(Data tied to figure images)
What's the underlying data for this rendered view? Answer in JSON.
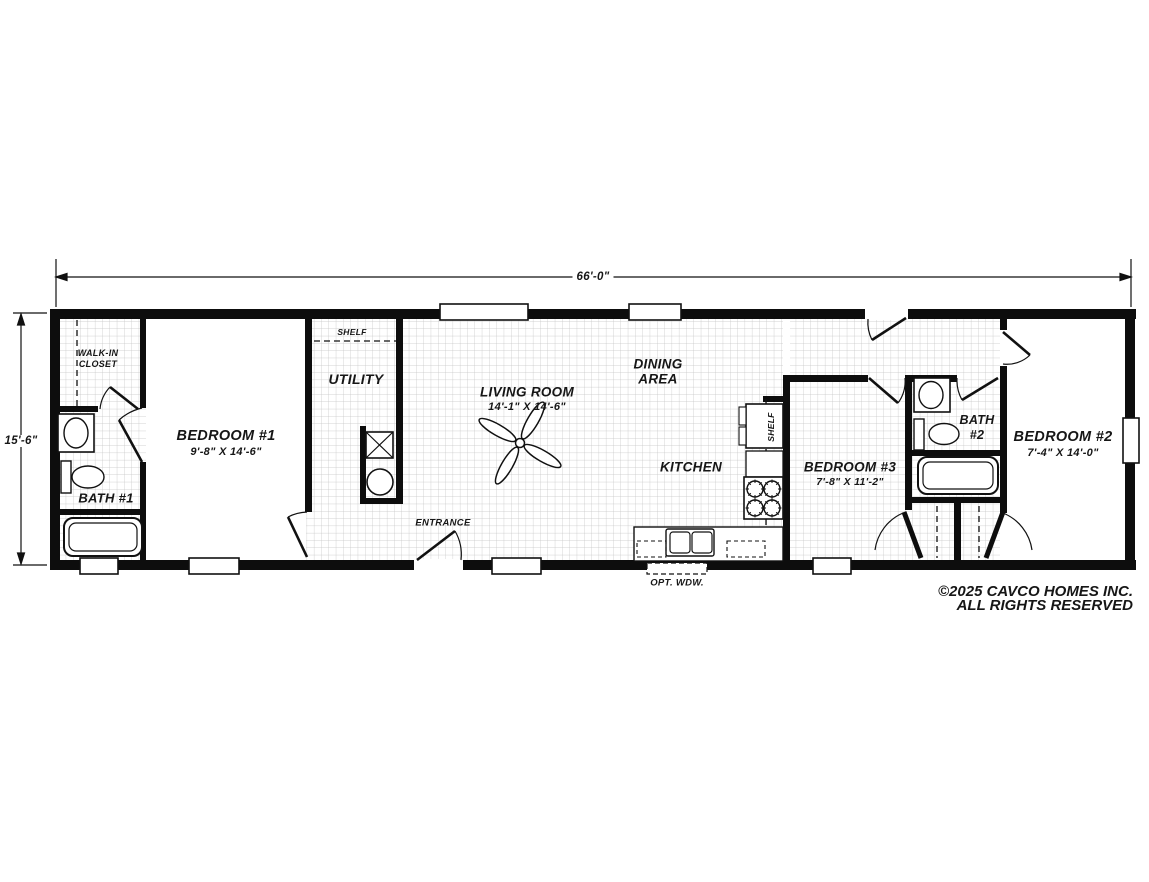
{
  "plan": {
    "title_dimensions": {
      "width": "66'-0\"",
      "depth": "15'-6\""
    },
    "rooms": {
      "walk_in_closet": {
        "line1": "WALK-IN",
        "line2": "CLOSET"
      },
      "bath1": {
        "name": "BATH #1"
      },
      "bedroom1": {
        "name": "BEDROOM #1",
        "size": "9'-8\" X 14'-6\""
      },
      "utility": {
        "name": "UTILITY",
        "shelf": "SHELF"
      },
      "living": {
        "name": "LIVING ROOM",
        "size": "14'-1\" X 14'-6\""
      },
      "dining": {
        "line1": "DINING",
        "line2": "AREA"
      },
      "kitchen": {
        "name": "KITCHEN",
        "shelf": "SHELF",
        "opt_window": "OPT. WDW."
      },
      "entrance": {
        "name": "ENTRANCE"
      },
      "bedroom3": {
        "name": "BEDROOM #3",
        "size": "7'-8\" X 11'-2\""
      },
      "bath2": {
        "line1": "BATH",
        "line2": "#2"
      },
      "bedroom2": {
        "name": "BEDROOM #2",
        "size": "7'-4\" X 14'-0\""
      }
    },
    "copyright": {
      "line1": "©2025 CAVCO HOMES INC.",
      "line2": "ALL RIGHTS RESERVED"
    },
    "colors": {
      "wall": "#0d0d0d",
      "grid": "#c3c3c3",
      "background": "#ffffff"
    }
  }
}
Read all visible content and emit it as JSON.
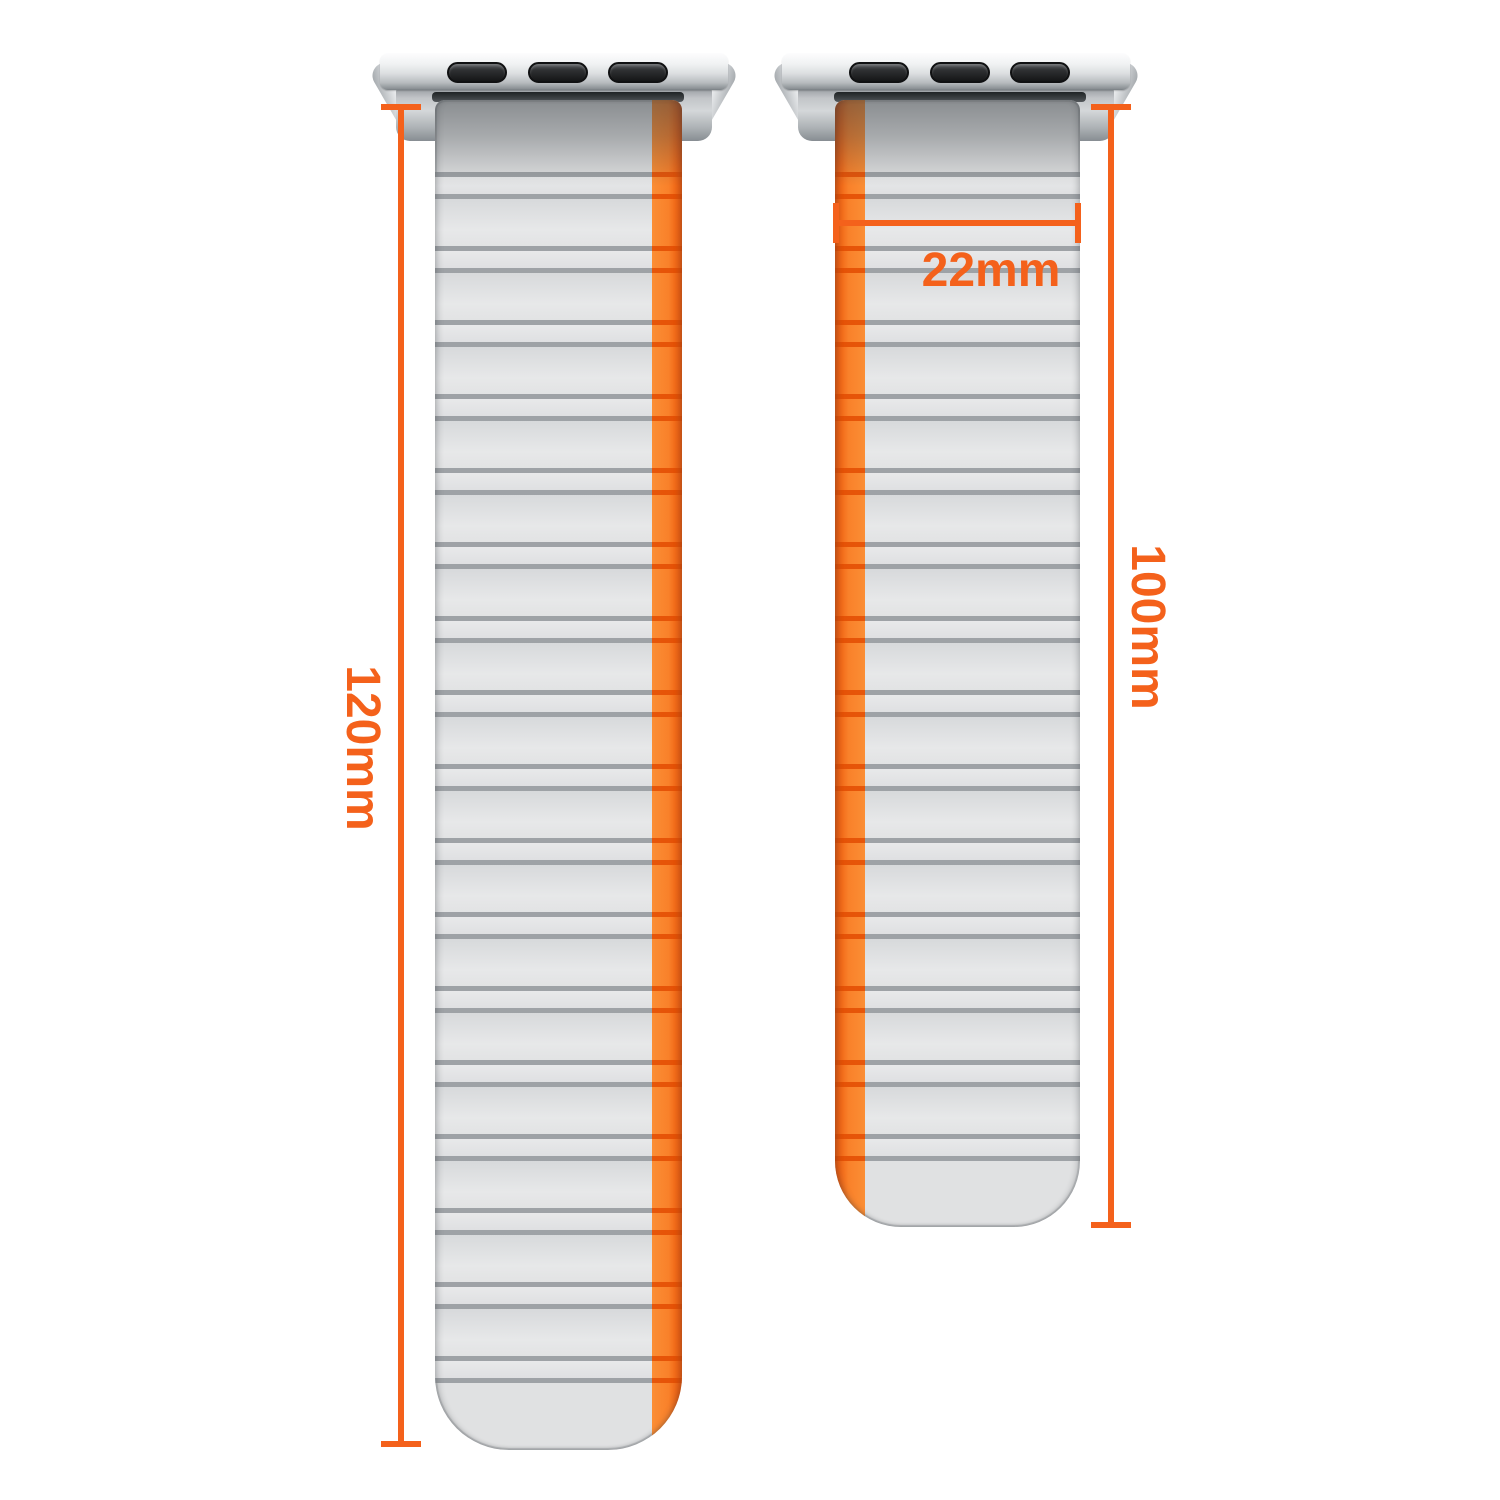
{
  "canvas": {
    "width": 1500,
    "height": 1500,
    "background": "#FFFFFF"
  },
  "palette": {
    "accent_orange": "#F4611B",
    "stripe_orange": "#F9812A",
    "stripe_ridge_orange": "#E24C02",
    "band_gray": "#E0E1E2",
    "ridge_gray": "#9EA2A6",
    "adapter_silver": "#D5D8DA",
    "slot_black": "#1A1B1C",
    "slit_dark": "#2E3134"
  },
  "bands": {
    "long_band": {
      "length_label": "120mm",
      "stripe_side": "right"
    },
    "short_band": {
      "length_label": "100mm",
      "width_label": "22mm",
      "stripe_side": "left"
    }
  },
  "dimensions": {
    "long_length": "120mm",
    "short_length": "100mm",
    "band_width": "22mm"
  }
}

## Written task
Return the whole listing, word for word, and leave out every picture.

## Task result
What's the underlying data for this rendered view? Answer in JSON.
{
  "plan": {
    "title_dimensions": {
      "width": "66'-0\"",
      "depth": "15'-6\""
    },
    "rooms": {
      "walk_in_closet": {
        "line1": "WALK-IN",
        "line2": "CLOSET"
      },
      "bath1": {
        "name": "BATH #1"
      },
      "bedroom1": {
        "name": "BEDROOM #1",
        "size": "9'-8\" X 14'-6\""
      },
      "utility": {
        "name": "UTILITY",
        "shelf": "SHELF"
      },
      "living": {
        "name": "LIVING ROOM",
        "size": "14'-1\" X 14'-6\""
      },
      "dining": {
        "line1": "DINING",
        "line2": "AREA"
      },
      "kitchen": {
        "name": "KITCHEN",
        "shelf": "SHELF",
        "opt_window": "OPT. WDW."
      },
      "entrance": {
        "name": "ENTRANCE"
      },
      "bedroom3": {
        "name": "BEDROOM #3",
        "size": "7'-8\" X 11'-2\""
      },
      "bath2": {
        "line1": "BATH",
        "line2": "#2"
      },
      "bedroom2": {
        "name": "BEDROOM #2",
        "size": "7'-4\" X 14'-0\""
      }
    },
    "copyright": {
      "line1": "©2025 CAVCO HOMES INC.",
      "line2": "ALL RIGHTS RESERVED"
    },
    "colors": {
      "wall": "#0d0d0d",
      "grid": "#c3c3c3",
      "background": "#ffffff"
    }
  }
}
Read all visible content and emit it as JSON.
{
  "canvas": {
    "width": 1500,
    "height": 1500,
    "background": "#FFFFFF"
  },
  "palette": {
    "accent_orange": "#F4611B",
    "stripe_orange": "#F9812A",
    "stripe_ridge_orange": "#E24C02",
    "band_gray": "#E0E1E2",
    "ridge_gray": "#9EA2A6",
    "adapter_silver": "#D5D8DA",
    "slot_black": "#1A1B1C",
    "slit_dark": "#2E3134"
  },
  "bands": {
    "long_band": {
      "length_label": "120mm",
      "stripe_side": "right"
    },
    "short_band": {
      "length_label": "100mm",
      "width_label": "22mm",
      "stripe_side": "left"
    }
  },
  "dimensions": {
    "long_length": "120mm",
    "short_length": "100mm",
    "band_width": "22mm"
  }
}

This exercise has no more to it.